** Start Task material **
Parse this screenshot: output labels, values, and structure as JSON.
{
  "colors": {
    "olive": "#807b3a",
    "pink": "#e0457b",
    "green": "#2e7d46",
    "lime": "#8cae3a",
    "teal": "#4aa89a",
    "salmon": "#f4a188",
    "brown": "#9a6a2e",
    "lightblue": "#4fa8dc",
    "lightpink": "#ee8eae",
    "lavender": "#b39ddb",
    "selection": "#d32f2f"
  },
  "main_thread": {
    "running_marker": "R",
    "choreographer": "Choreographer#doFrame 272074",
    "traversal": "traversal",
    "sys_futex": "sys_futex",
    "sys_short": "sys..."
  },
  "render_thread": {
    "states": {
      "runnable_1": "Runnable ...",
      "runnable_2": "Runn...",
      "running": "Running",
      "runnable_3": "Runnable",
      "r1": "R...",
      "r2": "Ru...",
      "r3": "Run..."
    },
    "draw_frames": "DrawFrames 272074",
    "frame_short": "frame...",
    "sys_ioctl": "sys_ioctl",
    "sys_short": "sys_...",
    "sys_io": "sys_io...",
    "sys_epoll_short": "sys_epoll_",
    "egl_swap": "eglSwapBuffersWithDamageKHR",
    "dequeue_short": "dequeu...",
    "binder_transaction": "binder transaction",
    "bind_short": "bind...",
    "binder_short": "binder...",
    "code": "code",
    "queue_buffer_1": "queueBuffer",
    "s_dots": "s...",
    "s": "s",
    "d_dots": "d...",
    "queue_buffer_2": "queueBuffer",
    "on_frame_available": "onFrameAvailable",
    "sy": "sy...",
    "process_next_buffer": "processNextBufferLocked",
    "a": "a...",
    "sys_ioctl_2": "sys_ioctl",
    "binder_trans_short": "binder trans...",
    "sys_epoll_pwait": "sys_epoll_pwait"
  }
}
** End Task material **
* **What the task requires**:
Would you write down every record again, exactly?

* **Result**:
Parse this screenshot: output labels, values, and structure as JSON.
{
  "colors": {
    "olive": "#807b3a",
    "pink": "#e0457b",
    "green": "#2e7d46",
    "lime": "#8cae3a",
    "teal": "#4aa89a",
    "salmon": "#f4a188",
    "brown": "#9a6a2e",
    "lightblue": "#4fa8dc",
    "lightpink": "#ee8eae",
    "lavender": "#b39ddb",
    "selection": "#d32f2f"
  },
  "main_thread": {
    "running_marker": "R",
    "choreographer": "Choreographer#doFrame 272074",
    "traversal": "traversal",
    "sys_futex": "sys_futex",
    "sys_short": "sys..."
  },
  "render_thread": {
    "states": {
      "runnable_1": "Runnable ...",
      "runnable_2": "Runn...",
      "running": "Running",
      "runnable_3": "Runnable",
      "r1": "R...",
      "r2": "Ru...",
      "r3": "Run..."
    },
    "draw_frames": "DrawFrames 272074",
    "frame_short": "frame...",
    "sys_ioctl": "sys_ioctl",
    "sys_short": "sys_...",
    "sys_io": "sys_io...",
    "sys_epoll_short": "sys_epoll_",
    "egl_swap": "eglSwapBuffersWithDamageKHR",
    "dequeue_short": "dequeu...",
    "binder_transaction": "binder transaction",
    "bind_short": "bind...",
    "binder_short": "binder...",
    "code": "code",
    "queue_buffer_1": "queueBuffer",
    "s_dots": "s...",
    "s": "s",
    "d_dots": "d...",
    "queue_buffer_2": "queueBuffer",
    "on_frame_available": "onFrameAvailable",
    "sy": "sy...",
    "process_next_buffer": "processNextBufferLocked",
    "a": "a...",
    "sys_ioctl_2": "sys_ioctl",
    "binder_trans_short": "binder trans...",
    "sys_epoll_pwait": "sys_epoll_pwait"
  }
}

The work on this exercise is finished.